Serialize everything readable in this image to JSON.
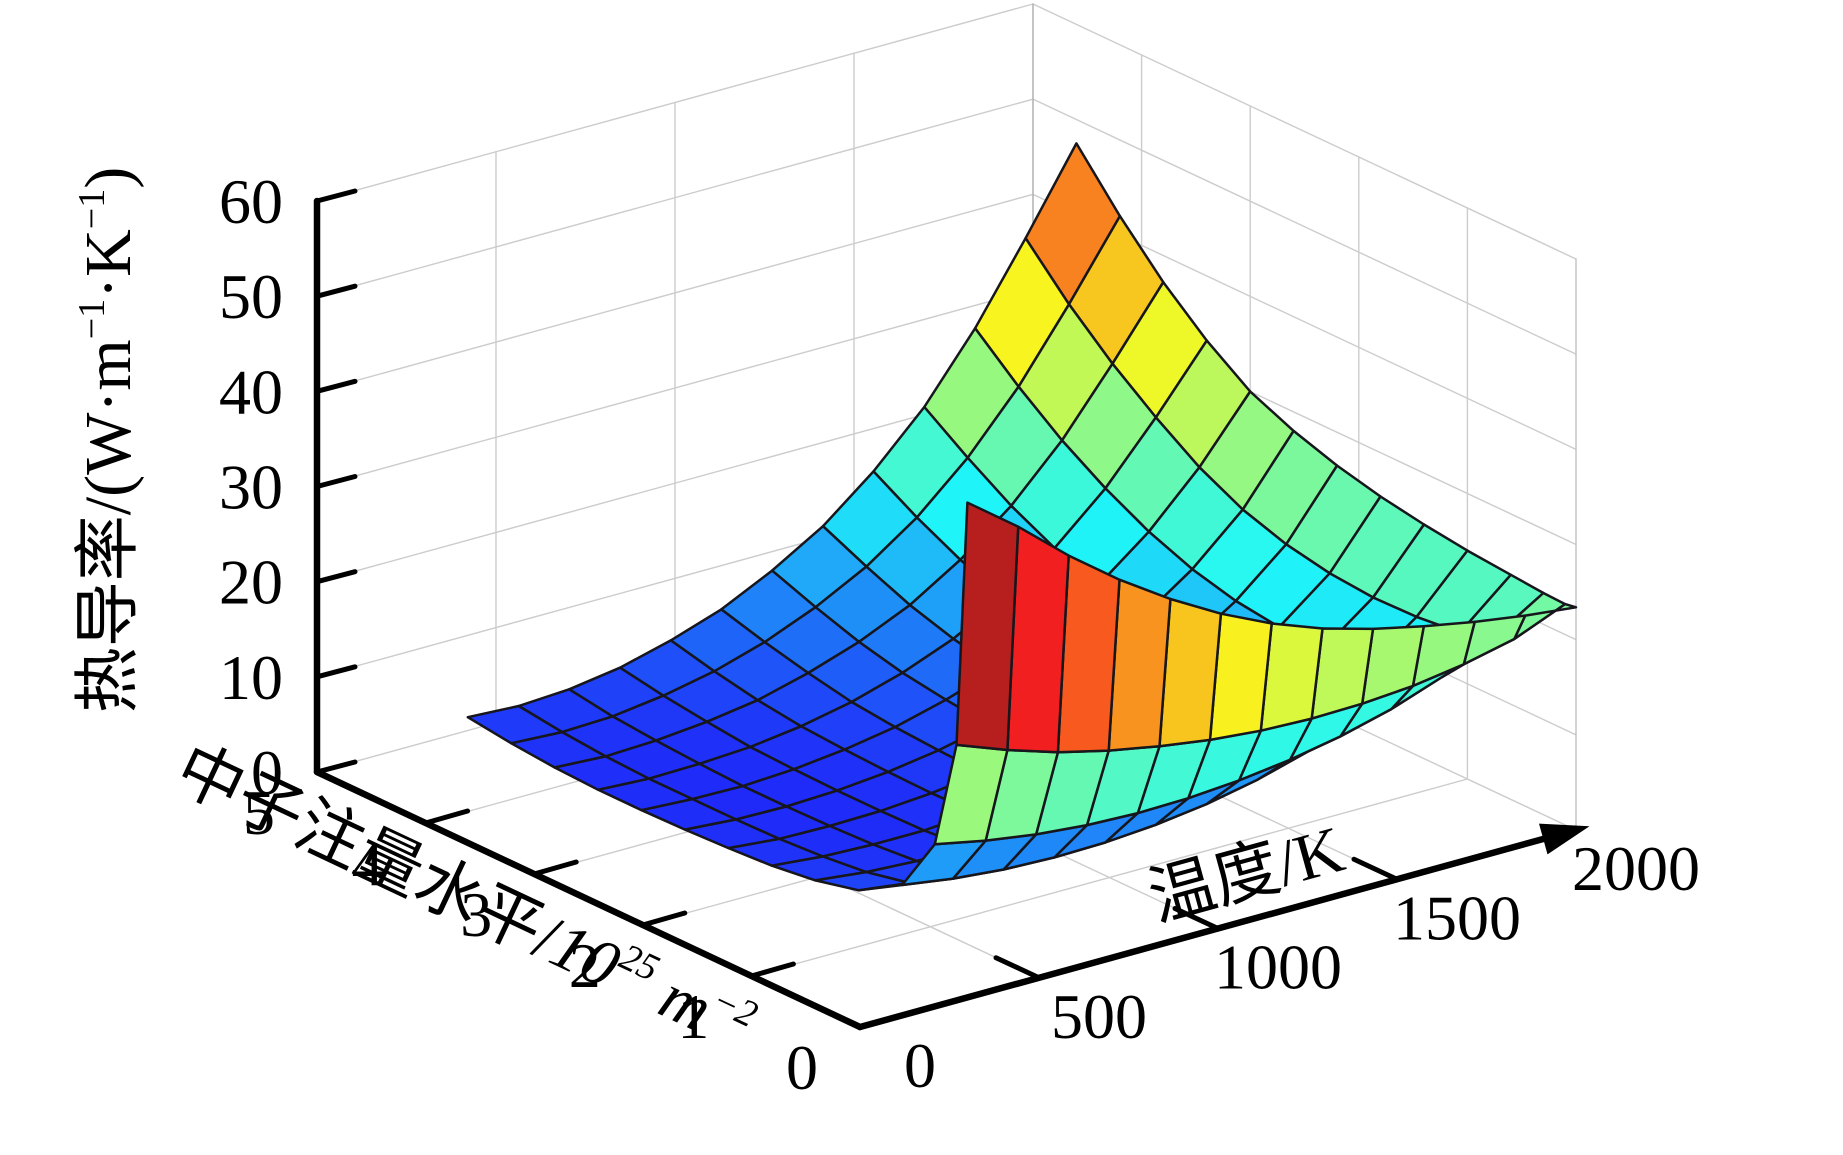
{
  "chart_data": {
    "type": "surface",
    "title": "",
    "xlabel": "温度/K",
    "ylabel": "中子注量水平/10²⁵ m⁻²",
    "zlabel": "热导率/(W·m⁻¹·K⁻¹)",
    "xlabel_parts": [
      {
        "t": "温度/K"
      }
    ],
    "ylabel_parts": [
      {
        "t": "中子注量水平/"
      },
      {
        "t": "10",
        "it": true
      },
      {
        "t": "25",
        "sup": true,
        "it": true
      },
      {
        "t": " m",
        "it": true
      },
      {
        "t": "−2",
        "sup": true,
        "it": true
      }
    ],
    "zlabel_parts": [
      {
        "t": "热导率/(W·m"
      },
      {
        "t": "−1",
        "sup": true
      },
      {
        "t": "·K"
      },
      {
        "t": "−1",
        "sup": true
      },
      {
        "t": ")"
      }
    ],
    "x_ticks": [
      0,
      500,
      1000,
      1500,
      2000
    ],
    "y_ticks": [
      0,
      1,
      2,
      3,
      4,
      5
    ],
    "z_ticks": [
      0,
      10,
      20,
      30,
      40,
      50,
      60
    ],
    "xlim": [
      0,
      2000
    ],
    "ylim": [
      0,
      5
    ],
    "zlim": [
      0,
      60
    ],
    "grid": true,
    "legend": "none",
    "colormap": "jet",
    "caxis": [
      -5,
      55
    ],
    "axis_color": "#000000",
    "grid_color": "#cccccc",
    "mesh_edge_color": "#16161c",
    "temperature_K": [
      300,
      442,
      583,
      725,
      867,
      1008,
      1150,
      1292,
      1433,
      1575,
      1717,
      1858,
      2000
    ],
    "fluence_1e25_m2": [
      0,
      0.1,
      0.3,
      0.6,
      1.0,
      1.4,
      1.8,
      2.2,
      2.6,
      3.0,
      3.4,
      3.8,
      4.2,
      4.6
    ],
    "conductivity_W_mK": [
      [
        52.0,
        48.0,
        43.5,
        39.5,
        36.0,
        33.0,
        30.5,
        28.5,
        27.0,
        25.8,
        24.8,
        24.0,
        23.4
      ],
      [
        26.0,
        24.0,
        22.3,
        21.0,
        20.0,
        19.2,
        18.7,
        18.5,
        18.6,
        19.0,
        19.8,
        21.0,
        23.2
      ],
      [
        14.5,
        13.4,
        12.6,
        12.1,
        11.9,
        12.0,
        12.4,
        13.1,
        14.1,
        15.5,
        17.4,
        20.0,
        23.3
      ],
      [
        8.6,
        7.8,
        7.3,
        7.1,
        7.2,
        7.6,
        8.3,
        9.4,
        10.9,
        12.9,
        15.5,
        19.0,
        23.6
      ],
      [
        5.9,
        5.2,
        4.9,
        4.8,
        5.0,
        5.5,
        6.4,
        7.7,
        9.4,
        11.7,
        14.7,
        18.5,
        24.0
      ],
      [
        4.8,
        4.2,
        3.9,
        3.9,
        4.2,
        4.8,
        5.8,
        7.1,
        8.9,
        11.3,
        14.4,
        18.4,
        24.6
      ],
      [
        4.2,
        3.7,
        3.5,
        3.5,
        3.9,
        4.5,
        5.5,
        6.9,
        8.8,
        11.3,
        14.6,
        18.8,
        25.4
      ],
      [
        3.9,
        3.4,
        3.3,
        3.4,
        3.8,
        4.5,
        5.6,
        7.1,
        9.2,
        11.8,
        15.2,
        19.7,
        26.5
      ],
      [
        3.7,
        3.3,
        3.2,
        3.4,
        3.9,
        4.7,
        5.9,
        7.6,
        9.8,
        12.7,
        16.4,
        21.2,
        28.0
      ],
      [
        3.6,
        3.3,
        3.2,
        3.5,
        4.1,
        5.0,
        6.4,
        8.2,
        10.7,
        14.0,
        18.2,
        23.5,
        30.0
      ],
      [
        3.6,
        3.3,
        3.4,
        3.7,
        4.4,
        5.5,
        7.1,
        9.2,
        12.1,
        15.8,
        20.6,
        26.6,
        33.2
      ],
      [
        3.8,
        3.5,
        3.7,
        4.2,
        5.0,
        6.4,
        8.2,
        10.6,
        13.9,
        18.1,
        23.5,
        30.1,
        37.2
      ],
      [
        4.2,
        3.9,
        4.1,
        4.8,
        5.9,
        7.5,
        9.7,
        12.5,
        16.2,
        21.0,
        27.0,
        34.2,
        42.0
      ],
      [
        4.8,
        4.5,
        4.8,
        5.6,
        7.0,
        8.8,
        11.4,
        14.6,
        18.9,
        24.2,
        31.0,
        39.0,
        47.5
      ]
    ]
  }
}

Stated problem: Reproduce the listing word for word and omit its pictures.

Solution to the problem:
Serialize everything readable in this image to JSON.
{
  "chart_data": {
    "type": "surface",
    "title": "",
    "xlabel": "温度/K",
    "ylabel": "中子注量水平/10²⁵ m⁻²",
    "zlabel": "热导率/(W·m⁻¹·K⁻¹)",
    "xlabel_parts": [
      {
        "t": "温度/K"
      }
    ],
    "ylabel_parts": [
      {
        "t": "中子注量水平/"
      },
      {
        "t": "10",
        "it": true
      },
      {
        "t": "25",
        "sup": true,
        "it": true
      },
      {
        "t": " m",
        "it": true
      },
      {
        "t": "−2",
        "sup": true,
        "it": true
      }
    ],
    "zlabel_parts": [
      {
        "t": "热导率/(W·m"
      },
      {
        "t": "−1",
        "sup": true
      },
      {
        "t": "·K"
      },
      {
        "t": "−1",
        "sup": true
      },
      {
        "t": ")"
      }
    ],
    "x_ticks": [
      0,
      500,
      1000,
      1500,
      2000
    ],
    "y_ticks": [
      0,
      1,
      2,
      3,
      4,
      5
    ],
    "z_ticks": [
      0,
      10,
      20,
      30,
      40,
      50,
      60
    ],
    "xlim": [
      0,
      2000
    ],
    "ylim": [
      0,
      5
    ],
    "zlim": [
      0,
      60
    ],
    "grid": true,
    "legend": "none",
    "colormap": "jet",
    "caxis": [
      -5,
      55
    ],
    "axis_color": "#000000",
    "grid_color": "#cccccc",
    "mesh_edge_color": "#16161c",
    "temperature_K": [
      300,
      442,
      583,
      725,
      867,
      1008,
      1150,
      1292,
      1433,
      1575,
      1717,
      1858,
      2000
    ],
    "fluence_1e25_m2": [
      0,
      0.1,
      0.3,
      0.6,
      1.0,
      1.4,
      1.8,
      2.2,
      2.6,
      3.0,
      3.4,
      3.8,
      4.2,
      4.6
    ],
    "conductivity_W_mK": [
      [
        52.0,
        48.0,
        43.5,
        39.5,
        36.0,
        33.0,
        30.5,
        28.5,
        27.0,
        25.8,
        24.8,
        24.0,
        23.4
      ],
      [
        26.0,
        24.0,
        22.3,
        21.0,
        20.0,
        19.2,
        18.7,
        18.5,
        18.6,
        19.0,
        19.8,
        21.0,
        23.2
      ],
      [
        14.5,
        13.4,
        12.6,
        12.1,
        11.9,
        12.0,
        12.4,
        13.1,
        14.1,
        15.5,
        17.4,
        20.0,
        23.3
      ],
      [
        8.6,
        7.8,
        7.3,
        7.1,
        7.2,
        7.6,
        8.3,
        9.4,
        10.9,
        12.9,
        15.5,
        19.0,
        23.6
      ],
      [
        5.9,
        5.2,
        4.9,
        4.8,
        5.0,
        5.5,
        6.4,
        7.7,
        9.4,
        11.7,
        14.7,
        18.5,
        24.0
      ],
      [
        4.8,
        4.2,
        3.9,
        3.9,
        4.2,
        4.8,
        5.8,
        7.1,
        8.9,
        11.3,
        14.4,
        18.4,
        24.6
      ],
      [
        4.2,
        3.7,
        3.5,
        3.5,
        3.9,
        4.5,
        5.5,
        6.9,
        8.8,
        11.3,
        14.6,
        18.8,
        25.4
      ],
      [
        3.9,
        3.4,
        3.3,
        3.4,
        3.8,
        4.5,
        5.6,
        7.1,
        9.2,
        11.8,
        15.2,
        19.7,
        26.5
      ],
      [
        3.7,
        3.3,
        3.2,
        3.4,
        3.9,
        4.7,
        5.9,
        7.6,
        9.8,
        12.7,
        16.4,
        21.2,
        28.0
      ],
      [
        3.6,
        3.3,
        3.2,
        3.5,
        4.1,
        5.0,
        6.4,
        8.2,
        10.7,
        14.0,
        18.2,
        23.5,
        30.0
      ],
      [
        3.6,
        3.3,
        3.4,
        3.7,
        4.4,
        5.5,
        7.1,
        9.2,
        12.1,
        15.8,
        20.6,
        26.6,
        33.2
      ],
      [
        3.8,
        3.5,
        3.7,
        4.2,
        5.0,
        6.4,
        8.2,
        10.6,
        13.9,
        18.1,
        23.5,
        30.1,
        37.2
      ],
      [
        4.2,
        3.9,
        4.1,
        4.8,
        5.9,
        7.5,
        9.7,
        12.5,
        16.2,
        21.0,
        27.0,
        34.2,
        42.0
      ],
      [
        4.8,
        4.5,
        4.8,
        5.6,
        7.0,
        8.8,
        11.4,
        14.6,
        18.9,
        24.2,
        31.0,
        39.0,
        47.5
      ]
    ]
  }
}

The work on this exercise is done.